LISTED ENTRIES

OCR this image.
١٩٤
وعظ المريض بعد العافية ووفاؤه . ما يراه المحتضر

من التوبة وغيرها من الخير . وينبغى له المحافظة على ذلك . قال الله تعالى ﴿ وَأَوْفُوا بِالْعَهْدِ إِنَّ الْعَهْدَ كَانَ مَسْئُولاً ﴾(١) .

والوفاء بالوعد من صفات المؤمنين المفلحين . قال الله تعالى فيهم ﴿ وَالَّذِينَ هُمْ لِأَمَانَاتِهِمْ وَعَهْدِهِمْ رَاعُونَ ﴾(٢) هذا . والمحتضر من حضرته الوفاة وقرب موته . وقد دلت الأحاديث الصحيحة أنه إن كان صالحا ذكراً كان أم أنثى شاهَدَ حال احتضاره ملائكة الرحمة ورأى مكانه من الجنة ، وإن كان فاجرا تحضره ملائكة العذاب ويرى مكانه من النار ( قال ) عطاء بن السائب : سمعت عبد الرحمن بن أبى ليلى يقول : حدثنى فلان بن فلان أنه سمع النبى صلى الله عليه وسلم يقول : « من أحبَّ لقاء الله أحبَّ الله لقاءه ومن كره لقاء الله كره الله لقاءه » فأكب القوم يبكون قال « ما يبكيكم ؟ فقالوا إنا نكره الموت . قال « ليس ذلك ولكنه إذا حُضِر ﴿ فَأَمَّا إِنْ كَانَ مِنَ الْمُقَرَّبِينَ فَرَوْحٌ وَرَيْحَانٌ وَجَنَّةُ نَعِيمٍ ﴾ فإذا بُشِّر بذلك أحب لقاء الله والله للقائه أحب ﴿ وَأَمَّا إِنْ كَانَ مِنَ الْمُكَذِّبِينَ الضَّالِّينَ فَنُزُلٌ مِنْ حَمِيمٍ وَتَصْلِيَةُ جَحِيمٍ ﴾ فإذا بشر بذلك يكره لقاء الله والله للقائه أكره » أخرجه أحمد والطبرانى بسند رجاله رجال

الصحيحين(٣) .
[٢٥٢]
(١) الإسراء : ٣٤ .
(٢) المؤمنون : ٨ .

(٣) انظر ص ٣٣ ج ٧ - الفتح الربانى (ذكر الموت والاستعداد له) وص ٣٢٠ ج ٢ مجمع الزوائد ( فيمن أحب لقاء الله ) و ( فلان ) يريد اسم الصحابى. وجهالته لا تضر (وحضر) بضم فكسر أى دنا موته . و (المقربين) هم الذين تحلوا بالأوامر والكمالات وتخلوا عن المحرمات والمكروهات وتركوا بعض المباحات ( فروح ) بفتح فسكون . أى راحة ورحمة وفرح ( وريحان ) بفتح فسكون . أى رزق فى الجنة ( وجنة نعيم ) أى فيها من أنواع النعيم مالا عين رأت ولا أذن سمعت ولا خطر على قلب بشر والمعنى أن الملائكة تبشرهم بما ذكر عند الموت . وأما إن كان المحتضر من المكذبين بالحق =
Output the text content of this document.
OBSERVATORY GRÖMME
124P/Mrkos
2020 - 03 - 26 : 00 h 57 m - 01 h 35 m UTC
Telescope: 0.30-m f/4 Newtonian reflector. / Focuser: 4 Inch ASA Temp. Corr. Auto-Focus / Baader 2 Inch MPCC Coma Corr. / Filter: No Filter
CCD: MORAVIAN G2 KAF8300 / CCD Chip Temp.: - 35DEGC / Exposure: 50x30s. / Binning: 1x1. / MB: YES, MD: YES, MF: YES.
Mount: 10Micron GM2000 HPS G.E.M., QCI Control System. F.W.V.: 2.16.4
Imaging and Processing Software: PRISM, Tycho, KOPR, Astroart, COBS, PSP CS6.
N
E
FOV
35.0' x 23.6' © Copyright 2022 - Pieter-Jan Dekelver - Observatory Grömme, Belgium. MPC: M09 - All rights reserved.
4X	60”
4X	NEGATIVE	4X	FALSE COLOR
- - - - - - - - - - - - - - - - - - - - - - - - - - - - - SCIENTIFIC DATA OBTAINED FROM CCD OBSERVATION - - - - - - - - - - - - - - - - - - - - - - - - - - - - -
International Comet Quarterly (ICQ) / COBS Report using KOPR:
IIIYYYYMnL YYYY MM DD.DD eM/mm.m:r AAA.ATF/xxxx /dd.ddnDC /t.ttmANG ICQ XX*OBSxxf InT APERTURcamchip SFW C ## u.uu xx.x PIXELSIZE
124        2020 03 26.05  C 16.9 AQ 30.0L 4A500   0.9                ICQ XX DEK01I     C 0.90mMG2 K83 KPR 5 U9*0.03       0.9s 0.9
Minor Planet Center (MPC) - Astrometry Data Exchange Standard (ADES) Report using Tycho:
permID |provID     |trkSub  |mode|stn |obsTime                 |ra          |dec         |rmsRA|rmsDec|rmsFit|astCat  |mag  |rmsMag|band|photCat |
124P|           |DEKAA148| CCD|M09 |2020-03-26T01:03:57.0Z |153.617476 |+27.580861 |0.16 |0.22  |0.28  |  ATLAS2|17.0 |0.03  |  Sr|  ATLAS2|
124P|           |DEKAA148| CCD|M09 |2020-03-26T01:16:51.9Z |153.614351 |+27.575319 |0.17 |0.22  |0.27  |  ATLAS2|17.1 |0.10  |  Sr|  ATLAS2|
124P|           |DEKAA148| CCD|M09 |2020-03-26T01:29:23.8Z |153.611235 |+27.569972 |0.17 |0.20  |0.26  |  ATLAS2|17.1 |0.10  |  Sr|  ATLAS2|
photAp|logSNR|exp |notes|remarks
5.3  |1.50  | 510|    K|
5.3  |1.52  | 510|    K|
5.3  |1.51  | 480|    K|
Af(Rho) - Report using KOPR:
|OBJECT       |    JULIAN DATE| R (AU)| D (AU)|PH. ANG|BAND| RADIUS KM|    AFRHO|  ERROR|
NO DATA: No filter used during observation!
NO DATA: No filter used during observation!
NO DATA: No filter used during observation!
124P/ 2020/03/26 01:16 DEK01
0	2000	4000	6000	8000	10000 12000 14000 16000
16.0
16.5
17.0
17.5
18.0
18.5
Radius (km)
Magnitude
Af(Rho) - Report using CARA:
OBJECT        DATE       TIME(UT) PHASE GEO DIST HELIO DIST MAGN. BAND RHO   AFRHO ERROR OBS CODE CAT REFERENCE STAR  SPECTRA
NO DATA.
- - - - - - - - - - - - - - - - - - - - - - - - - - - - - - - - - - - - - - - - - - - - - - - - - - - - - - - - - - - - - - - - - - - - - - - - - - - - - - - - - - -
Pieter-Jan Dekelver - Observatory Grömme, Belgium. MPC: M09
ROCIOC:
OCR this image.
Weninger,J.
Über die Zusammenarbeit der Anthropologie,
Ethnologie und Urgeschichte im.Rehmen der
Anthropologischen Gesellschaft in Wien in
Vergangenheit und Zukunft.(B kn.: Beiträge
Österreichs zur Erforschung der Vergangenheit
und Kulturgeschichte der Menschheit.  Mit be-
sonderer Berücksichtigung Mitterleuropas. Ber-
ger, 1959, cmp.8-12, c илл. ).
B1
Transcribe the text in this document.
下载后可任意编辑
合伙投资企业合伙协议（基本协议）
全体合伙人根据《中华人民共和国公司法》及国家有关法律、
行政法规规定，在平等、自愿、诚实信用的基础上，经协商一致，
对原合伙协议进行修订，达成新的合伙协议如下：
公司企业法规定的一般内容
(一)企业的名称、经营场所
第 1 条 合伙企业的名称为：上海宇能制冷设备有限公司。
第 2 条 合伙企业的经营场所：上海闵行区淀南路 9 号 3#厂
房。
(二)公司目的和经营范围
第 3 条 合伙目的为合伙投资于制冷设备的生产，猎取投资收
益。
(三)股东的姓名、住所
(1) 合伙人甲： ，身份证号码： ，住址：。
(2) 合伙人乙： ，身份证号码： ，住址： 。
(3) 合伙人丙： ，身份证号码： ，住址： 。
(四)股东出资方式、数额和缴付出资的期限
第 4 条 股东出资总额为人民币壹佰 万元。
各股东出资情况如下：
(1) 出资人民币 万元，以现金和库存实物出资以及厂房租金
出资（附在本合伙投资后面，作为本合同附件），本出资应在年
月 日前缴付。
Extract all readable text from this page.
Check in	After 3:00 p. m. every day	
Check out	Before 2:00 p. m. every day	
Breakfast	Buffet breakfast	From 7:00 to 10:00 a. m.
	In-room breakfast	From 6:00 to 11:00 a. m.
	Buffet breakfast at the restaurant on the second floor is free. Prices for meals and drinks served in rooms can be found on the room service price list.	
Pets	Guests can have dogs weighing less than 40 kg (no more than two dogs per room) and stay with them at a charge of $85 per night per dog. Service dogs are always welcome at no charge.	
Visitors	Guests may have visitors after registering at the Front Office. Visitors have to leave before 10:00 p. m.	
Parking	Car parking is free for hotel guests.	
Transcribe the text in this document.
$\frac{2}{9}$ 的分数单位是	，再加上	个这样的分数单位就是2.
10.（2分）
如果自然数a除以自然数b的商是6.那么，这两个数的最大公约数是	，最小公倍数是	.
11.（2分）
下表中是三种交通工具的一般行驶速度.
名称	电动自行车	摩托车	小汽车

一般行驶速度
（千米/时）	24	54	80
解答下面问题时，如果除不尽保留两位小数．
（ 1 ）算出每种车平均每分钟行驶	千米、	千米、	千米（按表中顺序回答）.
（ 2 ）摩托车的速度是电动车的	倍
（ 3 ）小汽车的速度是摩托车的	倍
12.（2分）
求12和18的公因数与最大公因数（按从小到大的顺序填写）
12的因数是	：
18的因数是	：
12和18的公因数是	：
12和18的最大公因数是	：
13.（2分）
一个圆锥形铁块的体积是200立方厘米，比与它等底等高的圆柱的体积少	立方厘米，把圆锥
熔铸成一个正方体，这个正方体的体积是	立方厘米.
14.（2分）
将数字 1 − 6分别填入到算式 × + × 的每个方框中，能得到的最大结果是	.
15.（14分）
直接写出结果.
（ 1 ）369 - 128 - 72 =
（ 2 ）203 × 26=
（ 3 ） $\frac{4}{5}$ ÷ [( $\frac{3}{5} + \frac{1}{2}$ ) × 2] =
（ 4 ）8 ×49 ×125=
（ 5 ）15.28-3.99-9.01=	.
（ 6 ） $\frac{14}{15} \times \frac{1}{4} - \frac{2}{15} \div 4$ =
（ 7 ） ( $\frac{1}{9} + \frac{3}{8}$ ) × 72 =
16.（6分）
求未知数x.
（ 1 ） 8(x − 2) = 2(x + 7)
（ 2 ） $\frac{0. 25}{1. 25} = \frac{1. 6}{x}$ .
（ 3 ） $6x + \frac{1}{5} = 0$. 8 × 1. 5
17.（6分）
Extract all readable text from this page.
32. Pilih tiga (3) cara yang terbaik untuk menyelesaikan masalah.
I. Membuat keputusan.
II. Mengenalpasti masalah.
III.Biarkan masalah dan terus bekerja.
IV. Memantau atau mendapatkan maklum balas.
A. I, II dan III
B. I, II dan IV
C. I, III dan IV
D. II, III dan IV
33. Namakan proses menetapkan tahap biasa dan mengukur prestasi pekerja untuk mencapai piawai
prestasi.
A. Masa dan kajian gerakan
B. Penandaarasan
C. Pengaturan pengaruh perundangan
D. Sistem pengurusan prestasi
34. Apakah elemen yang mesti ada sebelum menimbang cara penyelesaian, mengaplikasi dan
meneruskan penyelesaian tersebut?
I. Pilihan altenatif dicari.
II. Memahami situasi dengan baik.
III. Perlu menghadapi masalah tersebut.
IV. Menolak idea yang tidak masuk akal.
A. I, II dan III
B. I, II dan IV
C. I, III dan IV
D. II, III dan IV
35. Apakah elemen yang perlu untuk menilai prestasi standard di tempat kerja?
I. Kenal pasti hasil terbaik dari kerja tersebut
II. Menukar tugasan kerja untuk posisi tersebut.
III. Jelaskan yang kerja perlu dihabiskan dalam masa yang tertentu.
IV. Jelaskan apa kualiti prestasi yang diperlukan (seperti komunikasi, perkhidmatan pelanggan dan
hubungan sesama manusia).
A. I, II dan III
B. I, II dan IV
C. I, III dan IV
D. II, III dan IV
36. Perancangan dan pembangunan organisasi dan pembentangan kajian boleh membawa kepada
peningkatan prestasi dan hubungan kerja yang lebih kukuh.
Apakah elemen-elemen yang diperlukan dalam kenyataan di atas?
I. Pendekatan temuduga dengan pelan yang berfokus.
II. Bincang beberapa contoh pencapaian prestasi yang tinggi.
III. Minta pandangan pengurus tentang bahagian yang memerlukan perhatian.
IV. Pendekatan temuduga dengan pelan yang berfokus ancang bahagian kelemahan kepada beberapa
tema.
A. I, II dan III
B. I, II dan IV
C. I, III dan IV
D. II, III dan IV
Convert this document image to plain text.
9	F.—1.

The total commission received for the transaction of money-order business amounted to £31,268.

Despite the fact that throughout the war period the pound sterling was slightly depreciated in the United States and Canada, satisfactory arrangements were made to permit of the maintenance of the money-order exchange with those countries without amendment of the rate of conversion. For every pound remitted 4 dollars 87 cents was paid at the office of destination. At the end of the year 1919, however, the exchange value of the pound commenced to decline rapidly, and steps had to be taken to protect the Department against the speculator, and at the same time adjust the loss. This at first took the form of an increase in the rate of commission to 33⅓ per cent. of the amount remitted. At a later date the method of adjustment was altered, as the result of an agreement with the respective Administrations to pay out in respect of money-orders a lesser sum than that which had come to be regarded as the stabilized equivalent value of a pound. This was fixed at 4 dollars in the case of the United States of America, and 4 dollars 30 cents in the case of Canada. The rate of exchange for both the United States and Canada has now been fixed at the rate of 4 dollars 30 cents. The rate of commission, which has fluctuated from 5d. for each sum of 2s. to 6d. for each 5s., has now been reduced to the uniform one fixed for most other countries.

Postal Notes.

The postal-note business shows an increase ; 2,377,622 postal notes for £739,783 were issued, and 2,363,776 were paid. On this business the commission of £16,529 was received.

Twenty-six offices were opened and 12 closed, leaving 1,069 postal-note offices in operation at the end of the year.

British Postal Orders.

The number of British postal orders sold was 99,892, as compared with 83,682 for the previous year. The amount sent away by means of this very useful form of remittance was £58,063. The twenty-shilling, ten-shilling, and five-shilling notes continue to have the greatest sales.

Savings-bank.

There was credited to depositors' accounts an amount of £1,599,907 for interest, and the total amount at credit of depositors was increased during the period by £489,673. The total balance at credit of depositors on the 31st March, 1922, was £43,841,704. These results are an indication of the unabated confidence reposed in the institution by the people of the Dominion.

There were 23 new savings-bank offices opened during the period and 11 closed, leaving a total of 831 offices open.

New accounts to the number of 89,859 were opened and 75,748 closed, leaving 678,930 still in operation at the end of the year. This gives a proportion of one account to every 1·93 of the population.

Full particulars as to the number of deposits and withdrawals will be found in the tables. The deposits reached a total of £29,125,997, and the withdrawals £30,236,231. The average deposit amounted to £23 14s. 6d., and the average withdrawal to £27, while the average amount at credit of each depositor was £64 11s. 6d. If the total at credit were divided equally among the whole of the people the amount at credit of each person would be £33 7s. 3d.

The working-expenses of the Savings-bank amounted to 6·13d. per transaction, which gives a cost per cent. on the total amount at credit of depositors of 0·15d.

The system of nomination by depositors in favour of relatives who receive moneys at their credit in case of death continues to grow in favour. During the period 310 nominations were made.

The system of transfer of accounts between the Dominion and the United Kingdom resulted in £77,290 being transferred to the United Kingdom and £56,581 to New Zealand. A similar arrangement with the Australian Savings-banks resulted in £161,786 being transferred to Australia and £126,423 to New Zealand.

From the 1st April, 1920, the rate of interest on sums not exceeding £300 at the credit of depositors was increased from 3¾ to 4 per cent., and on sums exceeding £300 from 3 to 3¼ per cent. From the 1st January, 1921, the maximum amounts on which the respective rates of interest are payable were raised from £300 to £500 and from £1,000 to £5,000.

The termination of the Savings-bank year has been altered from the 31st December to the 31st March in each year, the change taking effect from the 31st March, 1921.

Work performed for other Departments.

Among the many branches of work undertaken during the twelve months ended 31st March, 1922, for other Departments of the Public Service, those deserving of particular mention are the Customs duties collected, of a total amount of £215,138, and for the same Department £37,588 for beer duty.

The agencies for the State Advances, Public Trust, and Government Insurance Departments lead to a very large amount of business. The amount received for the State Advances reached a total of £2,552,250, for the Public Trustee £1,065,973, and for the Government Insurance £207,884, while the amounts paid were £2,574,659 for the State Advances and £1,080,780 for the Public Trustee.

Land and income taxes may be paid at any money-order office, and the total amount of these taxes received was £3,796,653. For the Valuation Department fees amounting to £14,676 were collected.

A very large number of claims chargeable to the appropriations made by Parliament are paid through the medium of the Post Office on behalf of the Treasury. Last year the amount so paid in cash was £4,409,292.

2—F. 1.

WORK REQUIRED
Scan the records above for the string "hubungan", then report every line that contains it.

TASK OUTPUT
hubungan sesama manusia).
peningkatan prestasi dan hubungan kerja yang lebih kukuh.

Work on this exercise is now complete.